What you should do: Filter the records for lines holding the string "ствола".

Record set:
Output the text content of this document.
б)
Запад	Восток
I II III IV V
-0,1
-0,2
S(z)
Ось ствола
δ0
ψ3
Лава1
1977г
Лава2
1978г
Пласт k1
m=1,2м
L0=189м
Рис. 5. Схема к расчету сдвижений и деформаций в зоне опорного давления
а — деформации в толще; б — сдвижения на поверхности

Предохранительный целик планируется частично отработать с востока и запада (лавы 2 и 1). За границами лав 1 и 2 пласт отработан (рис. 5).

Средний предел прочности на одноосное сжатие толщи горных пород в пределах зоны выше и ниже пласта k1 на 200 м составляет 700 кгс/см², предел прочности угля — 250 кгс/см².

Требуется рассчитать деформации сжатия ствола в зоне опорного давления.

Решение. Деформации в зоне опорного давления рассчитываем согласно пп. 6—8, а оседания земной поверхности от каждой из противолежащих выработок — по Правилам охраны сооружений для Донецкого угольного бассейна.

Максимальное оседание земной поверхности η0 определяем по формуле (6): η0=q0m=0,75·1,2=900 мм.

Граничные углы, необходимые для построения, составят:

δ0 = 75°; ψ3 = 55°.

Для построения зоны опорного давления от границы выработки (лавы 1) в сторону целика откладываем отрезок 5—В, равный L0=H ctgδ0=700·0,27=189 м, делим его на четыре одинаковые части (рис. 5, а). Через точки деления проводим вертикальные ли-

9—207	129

Result for this task:
Ось ствола
Требуется рассчитать деформации сжатия ствола в зоне опорного давления.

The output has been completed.